WRITTEN EXERCISE: Output each line of the material exactly as it stands.

====== RAW DATA ======

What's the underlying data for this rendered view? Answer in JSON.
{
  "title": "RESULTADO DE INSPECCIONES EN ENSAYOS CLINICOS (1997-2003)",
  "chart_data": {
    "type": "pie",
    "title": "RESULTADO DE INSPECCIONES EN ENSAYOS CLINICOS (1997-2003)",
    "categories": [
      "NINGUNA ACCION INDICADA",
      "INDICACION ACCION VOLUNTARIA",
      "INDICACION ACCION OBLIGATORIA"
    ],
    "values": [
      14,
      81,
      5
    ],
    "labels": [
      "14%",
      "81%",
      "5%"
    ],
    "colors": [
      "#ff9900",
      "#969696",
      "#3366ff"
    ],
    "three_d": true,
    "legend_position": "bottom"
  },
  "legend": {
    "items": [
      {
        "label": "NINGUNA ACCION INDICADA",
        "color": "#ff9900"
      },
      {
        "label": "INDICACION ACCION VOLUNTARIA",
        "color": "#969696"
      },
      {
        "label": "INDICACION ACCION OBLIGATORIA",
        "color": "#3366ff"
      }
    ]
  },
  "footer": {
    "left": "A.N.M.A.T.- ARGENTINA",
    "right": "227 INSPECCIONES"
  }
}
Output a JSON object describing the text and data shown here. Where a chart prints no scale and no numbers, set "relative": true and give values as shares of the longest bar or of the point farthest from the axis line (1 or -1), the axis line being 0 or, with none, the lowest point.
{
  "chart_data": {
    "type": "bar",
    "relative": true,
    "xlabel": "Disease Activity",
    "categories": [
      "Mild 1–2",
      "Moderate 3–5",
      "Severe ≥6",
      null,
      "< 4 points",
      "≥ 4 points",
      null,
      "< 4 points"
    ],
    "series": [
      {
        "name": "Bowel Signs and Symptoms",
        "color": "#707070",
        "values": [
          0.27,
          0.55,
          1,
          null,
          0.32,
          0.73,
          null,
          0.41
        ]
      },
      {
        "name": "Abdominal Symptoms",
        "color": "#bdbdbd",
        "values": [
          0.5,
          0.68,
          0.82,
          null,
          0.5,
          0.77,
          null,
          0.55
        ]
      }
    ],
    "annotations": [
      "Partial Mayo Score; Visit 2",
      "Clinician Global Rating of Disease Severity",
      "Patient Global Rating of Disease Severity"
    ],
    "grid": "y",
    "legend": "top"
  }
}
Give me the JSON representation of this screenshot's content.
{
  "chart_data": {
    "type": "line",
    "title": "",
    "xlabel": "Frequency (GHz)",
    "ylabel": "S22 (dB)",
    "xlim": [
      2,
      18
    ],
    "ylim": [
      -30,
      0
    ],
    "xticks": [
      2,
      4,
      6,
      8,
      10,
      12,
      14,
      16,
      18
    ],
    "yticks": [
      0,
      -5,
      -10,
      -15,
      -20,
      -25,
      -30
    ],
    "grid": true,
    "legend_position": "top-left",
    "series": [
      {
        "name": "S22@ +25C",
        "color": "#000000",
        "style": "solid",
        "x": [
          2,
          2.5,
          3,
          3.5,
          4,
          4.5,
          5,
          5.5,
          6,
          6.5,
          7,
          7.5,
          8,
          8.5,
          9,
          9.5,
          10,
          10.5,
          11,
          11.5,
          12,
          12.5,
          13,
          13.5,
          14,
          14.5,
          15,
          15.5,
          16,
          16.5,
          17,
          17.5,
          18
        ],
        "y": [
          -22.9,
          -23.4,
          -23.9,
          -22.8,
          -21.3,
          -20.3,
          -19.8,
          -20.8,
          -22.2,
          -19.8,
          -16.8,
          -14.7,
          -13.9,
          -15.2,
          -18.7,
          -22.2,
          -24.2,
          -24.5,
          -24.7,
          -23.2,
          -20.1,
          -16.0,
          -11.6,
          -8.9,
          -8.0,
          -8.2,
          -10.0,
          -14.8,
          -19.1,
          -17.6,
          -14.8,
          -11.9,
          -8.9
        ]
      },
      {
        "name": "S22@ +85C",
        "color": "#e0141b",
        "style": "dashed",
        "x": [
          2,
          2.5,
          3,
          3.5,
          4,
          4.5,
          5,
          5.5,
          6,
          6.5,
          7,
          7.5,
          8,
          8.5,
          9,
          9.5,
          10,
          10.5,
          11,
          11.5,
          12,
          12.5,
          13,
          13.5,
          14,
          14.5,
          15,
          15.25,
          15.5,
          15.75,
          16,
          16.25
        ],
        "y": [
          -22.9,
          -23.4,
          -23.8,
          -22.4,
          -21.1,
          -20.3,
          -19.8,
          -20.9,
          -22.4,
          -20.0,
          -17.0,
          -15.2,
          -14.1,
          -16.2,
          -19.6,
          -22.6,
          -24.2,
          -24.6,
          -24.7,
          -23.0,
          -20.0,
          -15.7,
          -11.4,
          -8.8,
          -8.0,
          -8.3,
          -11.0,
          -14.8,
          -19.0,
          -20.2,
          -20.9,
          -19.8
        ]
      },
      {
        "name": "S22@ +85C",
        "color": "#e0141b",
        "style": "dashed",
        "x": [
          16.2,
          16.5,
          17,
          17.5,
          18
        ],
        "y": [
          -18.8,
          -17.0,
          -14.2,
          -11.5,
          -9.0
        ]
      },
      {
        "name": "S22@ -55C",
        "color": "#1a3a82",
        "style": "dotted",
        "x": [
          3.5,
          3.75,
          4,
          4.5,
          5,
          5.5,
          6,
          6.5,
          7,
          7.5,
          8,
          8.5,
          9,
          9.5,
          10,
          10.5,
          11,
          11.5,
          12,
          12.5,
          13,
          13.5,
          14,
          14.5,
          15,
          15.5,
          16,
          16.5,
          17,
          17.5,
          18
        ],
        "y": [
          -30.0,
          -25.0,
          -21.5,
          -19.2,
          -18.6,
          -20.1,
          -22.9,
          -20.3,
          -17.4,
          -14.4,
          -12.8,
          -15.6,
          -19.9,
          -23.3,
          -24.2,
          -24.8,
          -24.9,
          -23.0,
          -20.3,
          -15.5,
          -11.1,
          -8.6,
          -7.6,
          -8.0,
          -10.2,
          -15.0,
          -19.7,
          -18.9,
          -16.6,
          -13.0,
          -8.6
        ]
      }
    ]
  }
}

======

EXERCISE SOLUTION:
What's the underlying data for this rendered view? Answer in JSON.
{
  "title": "RESULTADO DE INSPECCIONES EN ENSAYOS CLINICOS (1997-2003)",
  "chart_data": {
    "type": "pie",
    "title": "RESULTADO DE INSPECCIONES EN ENSAYOS CLINICOS (1997-2003)",
    "categories": [
      "NINGUNA ACCION INDICADA",
      "INDICACION ACCION VOLUNTARIA",
      "INDICACION ACCION OBLIGATORIA"
    ],
    "values": [
      14,
      81,
      5
    ],
    "labels": [
      "14%",
      "81%",
      "5%"
    ],
    "colors": [
      "#ff9900",
      "#969696",
      "#3366ff"
    ],
    "three_d": true,
    "legend_position": "bottom"
  },
  "legend": {
    "items": [
      {
        "label": "NINGUNA ACCION INDICADA",
        "color": "#ff9900"
      },
      {
        "label": "INDICACION ACCION VOLUNTARIA",
        "color": "#969696"
      },
      {
        "label": "INDICACION ACCION OBLIGATORIA",
        "color": "#3366ff"
      }
    ]
  },
  "footer": {
    "left": "A.N.M.A.T.- ARGENTINA",
    "right": "227 INSPECCIONES"
  }
}
Output a JSON object describing the text and data shown here. Where a chart prints no scale and no numbers, set "relative": true and give values as shares of the longest bar or of the point farthest from the axis line (1 or -1), the axis line being 0 or, with none, the lowest point.
{
  "chart_data": {
    "type": "bar",
    "relative": true,
    "xlabel": "Disease Activity",
    "categories": [
      "Mild 1–2",
      "Moderate 3–5",
      "Severe ≥6",
      null,
      "< 4 points",
      "≥ 4 points",
      null,
      "< 4 points"
    ],
    "series": [
      {
        "name": "Bowel Signs and Symptoms",
        "color": "#707070",
        "values": [
          0.27,
          0.55,
          1,
          null,
          0.32,
          0.73,
          null,
          0.41
        ]
      },
      {
        "name": "Abdominal Symptoms",
        "color": "#bdbdbd",
        "values": [
          0.5,
          0.68,
          0.82,
          null,
          0.5,
          0.77,
          null,
          0.55
        ]
      }
    ],
    "annotations": [
      "Partial Mayo Score; Visit 2",
      "Clinician Global Rating of Disease Severity",
      "Patient Global Rating of Disease Severity"
    ],
    "grid": "y",
    "legend": "top"
  }
}
Give me the JSON representation of this screenshot's content.
{
  "chart_data": {
    "type": "line",
    "title": "",
    "xlabel": "Frequency (GHz)",
    "ylabel": "S22 (dB)",
    "xlim": [
      2,
      18
    ],
    "ylim": [
      -30,
      0
    ],
    "xticks": [
      2,
      4,
      6,
      8,
      10,
      12,
      14,
      16,
      18
    ],
    "yticks": [
      0,
      -5,
      -10,
      -15,
      -20,
      -25,
      -30
    ],
    "grid": true,
    "legend_position": "top-left",
    "series": [
      {
        "name": "S22@ +25C",
        "color": "#000000",
        "style": "solid",
        "x": [
          2,
          2.5,
          3,
          3.5,
          4,
          4.5,
          5,
          5.5,
          6,
          6.5,
          7,
          7.5,
          8,
          8.5,
          9,
          9.5,
          10,
          10.5,
          11,
          11.5,
          12,
          12.5,
          13,
          13.5,
          14,
          14.5,
          15,
          15.5,
          16,
          16.5,
          17,
          17.5,
          18
        ],
        "y": [
          -22.9,
          -23.4,
          -23.9,
          -22.8,
          -21.3,
          -20.3,
          -19.8,
          -20.8,
          -22.2,
          -19.8,
          -16.8,
          -14.7,
          -13.9,
          -15.2,
          -18.7,
          -22.2,
          -24.2,
          -24.5,
          -24.7,
          -23.2,
          -20.1,
          -16.0,
          -11.6,
          -8.9,
          -8.0,
          -8.2,
          -10.0,
          -14.8,
          -19.1,
          -17.6,
          -14.8,
          -11.9,
          -8.9
        ]
      },
      {
        "name": "S22@ +85C",
        "color": "#e0141b",
        "style": "dashed",
        "x": [
          2,
          2.5,
          3,
          3.5,
          4,
          4.5,
          5,
          5.5,
          6,
          6.5,
          7,
          7.5,
          8,
          8.5,
          9,
          9.5,
          10,
          10.5,
          11,
          11.5,
          12,
          12.5,
          13,
          13.5,
          14,
          14.5,
          15,
          15.25,
          15.5,
          15.75,
          16,
          16.25
        ],
        "y": [
          -22.9,
          -23.4,
          -23.8,
          -22.4,
          -21.1,
          -20.3,
          -19.8,
          -20.9,
          -22.4,
          -20.0,
          -17.0,
          -15.2,
          -14.1,
          -16.2,
          -19.6,
          -22.6,
          -24.2,
          -24.6,
          -24.7,
          -23.0,
          -20.0,
          -15.7,
          -11.4,
          -8.8,
          -8.0,
          -8.3,
          -11.0,
          -14.8,
          -19.0,
          -20.2,
          -20.9,
          -19.8
        ]
      },
      {
        "name": "S22@ +85C",
        "color": "#e0141b",
        "style": "dashed",
        "x": [
          16.2,
          16.5,
          17,
          17.5,
          18
        ],
        "y": [
          -18.8,
          -17.0,
          -14.2,
          -11.5,
          -9.0
        ]
      },
      {
        "name": "S22@ -55C",
        "color": "#1a3a82",
        "style": "dotted",
        "x": [
          3.5,
          3.75,
          4,
          4.5,
          5,
          5.5,
          6,
          6.5,
          7,
          7.5,
          8,
          8.5,
          9,
          9.5,
          10,
          10.5,
          11,
          11.5,
          12,
          12.5,
          13,
          13.5,
          14,
          14.5,
          15,
          15.5,
          16,
          16.5,
          17,
          17.5,
          18
        ],
        "y": [
          -30.0,
          -25.0,
          -21.5,
          -19.2,
          -18.6,
          -20.1,
          -22.9,
          -20.3,
          -17.4,
          -14.4,
          -12.8,
          -15.6,
          -19.9,
          -23.3,
          -24.2,
          -24.8,
          -24.9,
          -23.0,
          -20.3,
          -15.5,
          -11.1,
          -8.6,
          -7.6,
          -8.0,
          -10.2,
          -15.0,
          -19.7,
          -18.9,
          -16.6,
          -13.0,
          -8.6
        ]
      }
    ]
  }
}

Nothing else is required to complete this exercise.